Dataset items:
▼▼▼

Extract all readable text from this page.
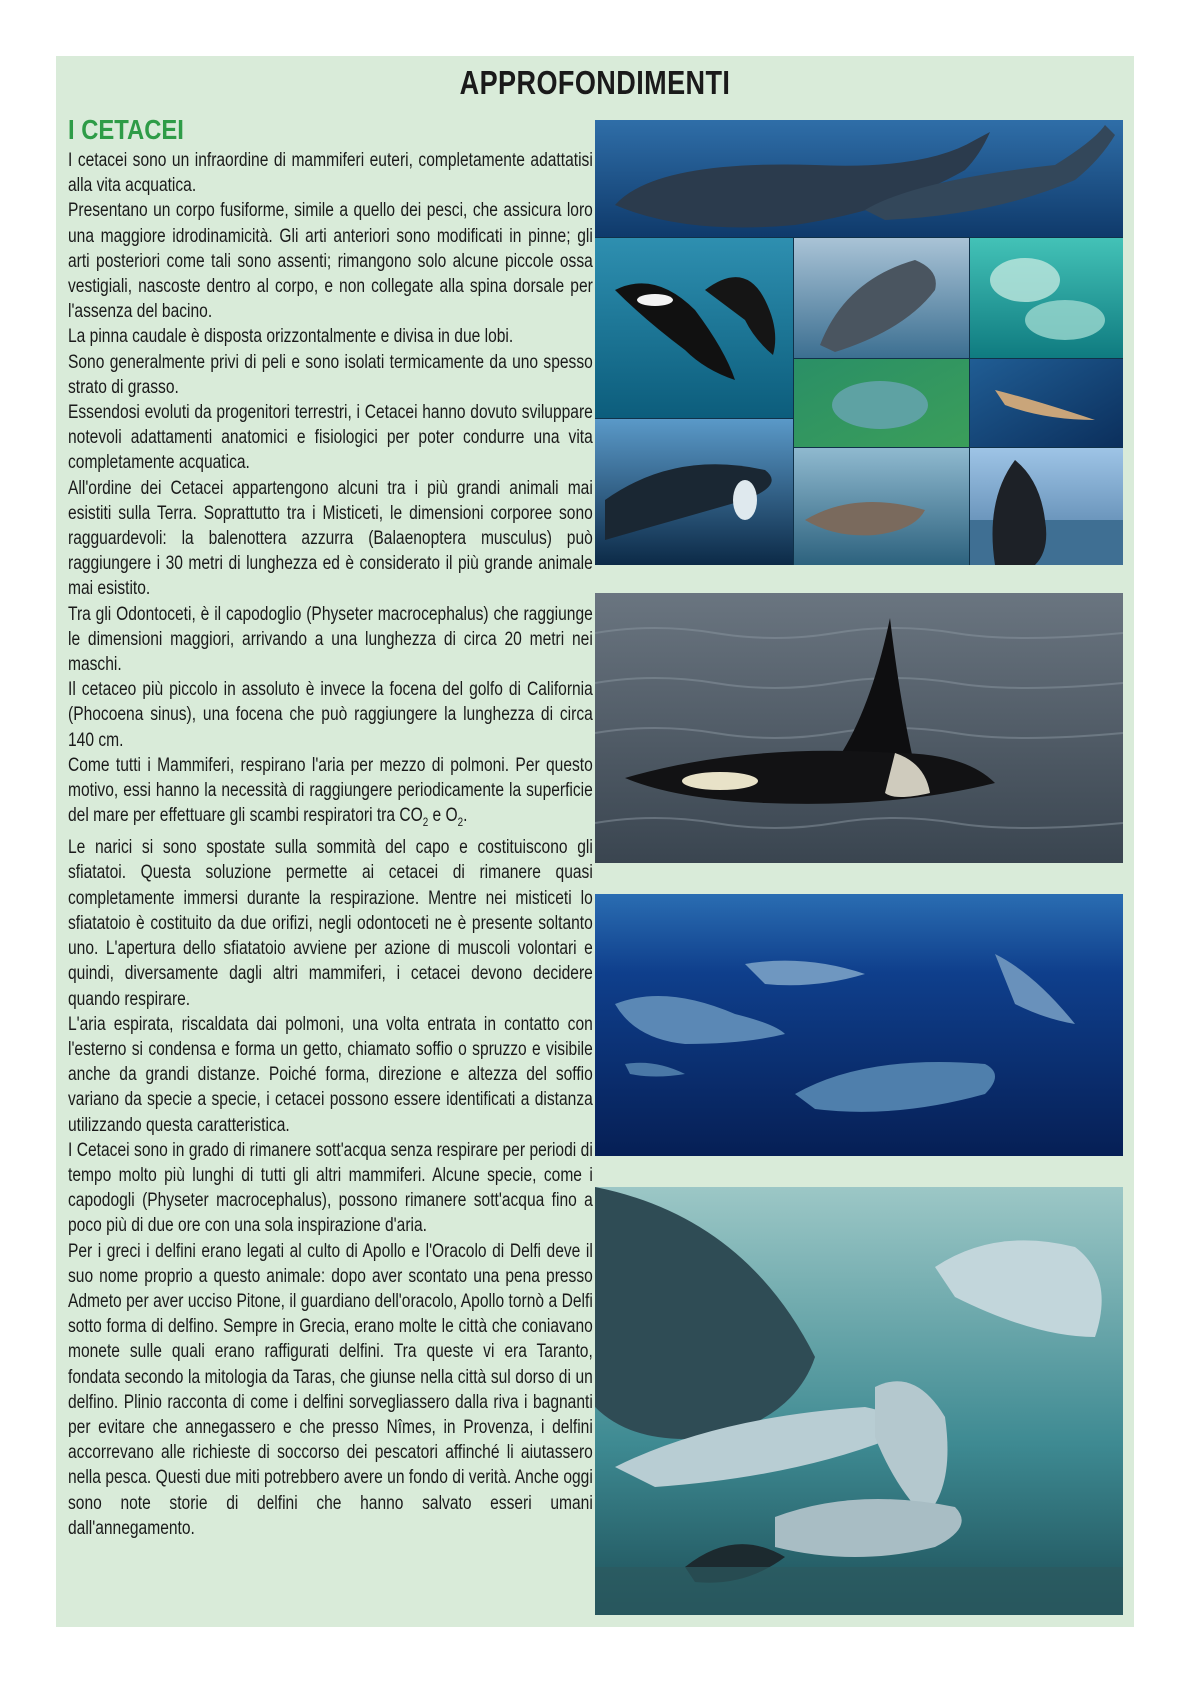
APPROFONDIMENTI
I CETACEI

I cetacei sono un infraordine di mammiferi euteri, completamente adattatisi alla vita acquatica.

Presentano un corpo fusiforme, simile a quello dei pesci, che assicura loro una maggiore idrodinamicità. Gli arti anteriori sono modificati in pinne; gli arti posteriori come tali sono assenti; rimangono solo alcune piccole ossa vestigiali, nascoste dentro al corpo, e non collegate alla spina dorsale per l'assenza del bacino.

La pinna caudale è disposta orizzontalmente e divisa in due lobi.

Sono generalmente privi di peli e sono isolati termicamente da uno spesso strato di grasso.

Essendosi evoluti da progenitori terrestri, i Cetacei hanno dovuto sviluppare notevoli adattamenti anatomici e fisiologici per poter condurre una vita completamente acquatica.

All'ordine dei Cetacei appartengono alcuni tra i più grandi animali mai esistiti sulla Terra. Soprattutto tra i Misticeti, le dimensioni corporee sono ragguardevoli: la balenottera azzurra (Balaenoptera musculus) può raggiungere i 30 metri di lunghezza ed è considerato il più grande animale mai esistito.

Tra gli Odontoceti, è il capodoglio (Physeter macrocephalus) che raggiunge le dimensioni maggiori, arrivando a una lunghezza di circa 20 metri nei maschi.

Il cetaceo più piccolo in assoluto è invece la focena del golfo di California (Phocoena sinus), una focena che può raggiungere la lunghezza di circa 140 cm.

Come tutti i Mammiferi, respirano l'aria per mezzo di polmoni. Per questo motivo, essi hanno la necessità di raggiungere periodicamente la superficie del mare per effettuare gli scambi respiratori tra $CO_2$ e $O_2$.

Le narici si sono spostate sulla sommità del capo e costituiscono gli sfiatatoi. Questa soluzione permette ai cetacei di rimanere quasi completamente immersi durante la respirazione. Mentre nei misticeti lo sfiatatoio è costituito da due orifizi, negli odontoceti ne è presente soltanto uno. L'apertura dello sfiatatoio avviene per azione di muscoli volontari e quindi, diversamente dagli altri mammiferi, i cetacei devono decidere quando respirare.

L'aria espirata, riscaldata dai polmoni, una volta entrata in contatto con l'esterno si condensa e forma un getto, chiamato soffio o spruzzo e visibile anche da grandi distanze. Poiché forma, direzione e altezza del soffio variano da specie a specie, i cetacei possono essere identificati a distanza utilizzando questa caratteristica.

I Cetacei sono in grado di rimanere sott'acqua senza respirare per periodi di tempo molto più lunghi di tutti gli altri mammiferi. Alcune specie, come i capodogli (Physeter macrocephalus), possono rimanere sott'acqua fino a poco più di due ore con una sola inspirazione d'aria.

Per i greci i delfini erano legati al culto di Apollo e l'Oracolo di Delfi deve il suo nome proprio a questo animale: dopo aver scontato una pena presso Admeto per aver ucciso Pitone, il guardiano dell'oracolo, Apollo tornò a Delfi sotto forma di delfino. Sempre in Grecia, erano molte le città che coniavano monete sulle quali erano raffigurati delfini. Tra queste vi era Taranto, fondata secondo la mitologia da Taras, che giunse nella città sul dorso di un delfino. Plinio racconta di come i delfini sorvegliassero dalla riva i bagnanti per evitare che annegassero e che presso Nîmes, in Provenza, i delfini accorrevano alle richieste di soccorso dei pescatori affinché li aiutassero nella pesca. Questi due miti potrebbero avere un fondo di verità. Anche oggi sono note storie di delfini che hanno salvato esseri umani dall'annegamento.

▲▲▲

Extract all the data above exactly, excluding every picture.

• EXPECTED ANSWER:
Extract all readable text from this page.
APPROFONDIMENTI
I CETACEI

I cetacei sono un infraordine di mammiferi euteri, completamente adattatisi alla vita acquatica.

Presentano un corpo fusiforme, simile a quello dei pesci, che assicura loro una maggiore idrodinamicità. Gli arti anteriori sono modificati in pinne; gli arti posteriori come tali sono assenti; rimangono solo alcune piccole ossa vestigiali, nascoste dentro al corpo, e non collegate alla spina dorsale per l'assenza del bacino.

La pinna caudale è disposta orizzontalmente e divisa in due lobi.

Sono generalmente privi di peli e sono isolati termicamente da uno spesso strato di grasso.

Essendosi evoluti da progenitori terrestri, i Cetacei hanno dovuto sviluppare notevoli adattamenti anatomici e fisiologici per poter condurre una vita completamente acquatica.

All'ordine dei Cetacei appartengono alcuni tra i più grandi animali mai esistiti sulla Terra. Soprattutto tra i Misticeti, le dimensioni corporee sono ragguardevoli: la balenottera azzurra (Balaenoptera musculus) può raggiungere i 30 metri di lunghezza ed è considerato il più grande animale mai esistito.

Tra gli Odontoceti, è il capodoglio (Physeter macrocephalus) che raggiunge le dimensioni maggiori, arrivando a una lunghezza di circa 20 metri nei maschi.

Il cetaceo più piccolo in assoluto è invece la focena del golfo di California (Phocoena sinus), una focena che può raggiungere la lunghezza di circa 140 cm.

Come tutti i Mammiferi, respirano l'aria per mezzo di polmoni. Per questo motivo, essi hanno la necessità di raggiungere periodicamente la superficie del mare per effettuare gli scambi respiratori tra $CO_2$ e $O_2$.

Le narici si sono spostate sulla sommità del capo e costituiscono gli sfiatatoi. Questa soluzione permette ai cetacei di rimanere quasi completamente immersi durante la respirazione. Mentre nei misticeti lo sfiatatoio è costituito da due orifizi, negli odontoceti ne è presente soltanto uno. L'apertura dello sfiatatoio avviene per azione di muscoli volontari e quindi, diversamente dagli altri mammiferi, i cetacei devono decidere quando respirare.

L'aria espirata, riscaldata dai polmoni, una volta entrata in contatto con l'esterno si condensa e forma un getto, chiamato soffio o spruzzo e visibile anche da grandi distanze. Poiché forma, direzione e altezza del soffio variano da specie a specie, i cetacei possono essere identificati a distanza utilizzando questa caratteristica.

I Cetacei sono in grado di rimanere sott'acqua senza respirare per periodi di tempo molto più lunghi di tutti gli altri mammiferi. Alcune specie, come i capodogli (Physeter macrocephalus), possono rimanere sott'acqua fino a poco più di due ore con una sola inspirazione d'aria.

Per i greci i delfini erano legati al culto di Apollo e l'Oracolo di Delfi deve il suo nome proprio a questo animale: dopo aver scontato una pena presso Admeto per aver ucciso Pitone, il guardiano dell'oracolo, Apollo tornò a Delfi sotto forma di delfino. Sempre in Grecia, erano molte le città che coniavano monete sulle quali erano raffigurati delfini. Tra queste vi era Taranto, fondata secondo la mitologia da Taras, che giunse nella città sul dorso di un delfino. Plinio racconta di come i delfini sorvegliassero dalla riva i bagnanti per evitare che annegassero e che presso Nîmes, in Provenza, i delfini accorrevano alle richieste di soccorso dei pescatori affinché li aiutassero nella pesca. Questi due miti potrebbero avere un fondo di verità. Anche oggi sono note storie di delfini che hanno salvato esseri umani dall'annegamento.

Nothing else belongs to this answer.